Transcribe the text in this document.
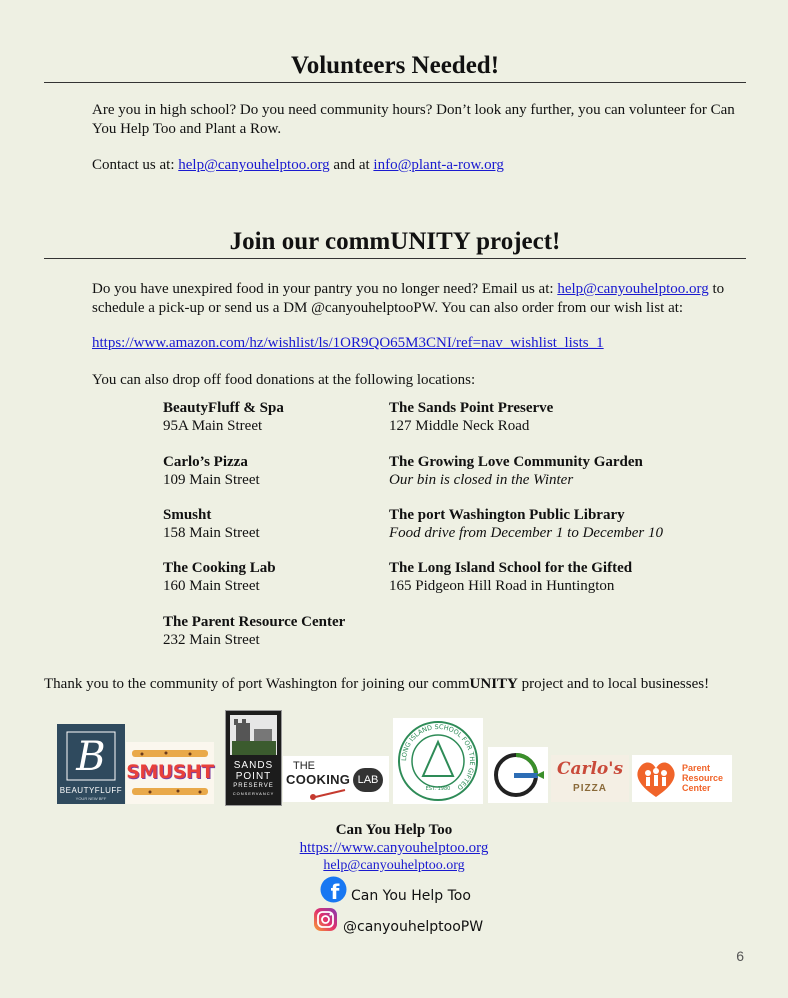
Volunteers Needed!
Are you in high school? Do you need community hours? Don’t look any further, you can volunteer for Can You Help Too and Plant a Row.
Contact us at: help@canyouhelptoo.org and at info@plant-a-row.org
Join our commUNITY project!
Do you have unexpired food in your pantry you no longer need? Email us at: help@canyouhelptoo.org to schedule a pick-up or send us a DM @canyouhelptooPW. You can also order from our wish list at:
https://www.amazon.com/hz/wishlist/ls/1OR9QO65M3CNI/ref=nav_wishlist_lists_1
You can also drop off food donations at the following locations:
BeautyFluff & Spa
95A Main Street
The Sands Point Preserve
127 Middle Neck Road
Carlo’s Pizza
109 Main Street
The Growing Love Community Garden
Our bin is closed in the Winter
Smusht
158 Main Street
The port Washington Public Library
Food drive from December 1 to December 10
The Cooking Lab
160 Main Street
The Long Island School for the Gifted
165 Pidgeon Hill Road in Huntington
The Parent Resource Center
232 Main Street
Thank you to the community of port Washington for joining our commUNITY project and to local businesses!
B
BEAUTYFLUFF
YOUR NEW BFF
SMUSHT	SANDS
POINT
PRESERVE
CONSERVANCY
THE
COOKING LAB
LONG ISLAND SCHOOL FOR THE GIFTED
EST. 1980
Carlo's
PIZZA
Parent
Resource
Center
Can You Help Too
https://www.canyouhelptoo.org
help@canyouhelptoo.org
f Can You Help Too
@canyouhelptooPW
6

● ● ● ●

_Instructions for the task:_
Pictures stay out; reproduce every line of the records exactly.

_Solution to this problem:_
Transcribe the text in this document.
Volunteers Needed!
Are you in high school? Do you need community hours? Don’t look any further, you can volunteer for Can You Help Too and Plant a Row.
Contact us at: help@canyouhelptoo.org and at info@plant-a-row.org
Join our commUNITY project!
Do you have unexpired food in your pantry you no longer need? Email us at: help@canyouhelptoo.org to schedule a pick-up or send us a DM @canyouhelptooPW. You can also order from our wish list at:
https://www.amazon.com/hz/wishlist/ls/1OR9QO65M3CNI/ref=nav_wishlist_lists_1
You can also drop off food donations at the following locations:
BeautyFluff & Spa
95A Main Street
The Sands Point Preserve
127 Middle Neck Road
Carlo’s Pizza
109 Main Street
The Growing Love Community Garden
Our bin is closed in the Winter
Smusht
158 Main Street
The port Washington Public Library
Food drive from December 1 to December 10
The Cooking Lab
160 Main Street
The Long Island School for the Gifted
165 Pidgeon Hill Road in Huntington
The Parent Resource Center
232 Main Street
Thank you to the community of port Washington for joining our commUNITY project and to local businesses!
B
BEAUTYFLUFF
YOUR NEW BFF
SMUSHT	SANDS
POINT
PRESERVE
CONSERVANCY
THE
COOKING LAB
LONG ISLAND SCHOOL FOR THE GIFTED
EST. 1980
Carlo's
PIZZA
Parent
Resource
Center
Can You Help Too
https://www.canyouhelptoo.org
help@canyouhelptoo.org
f Can You Help Too
@canyouhelptooPW
6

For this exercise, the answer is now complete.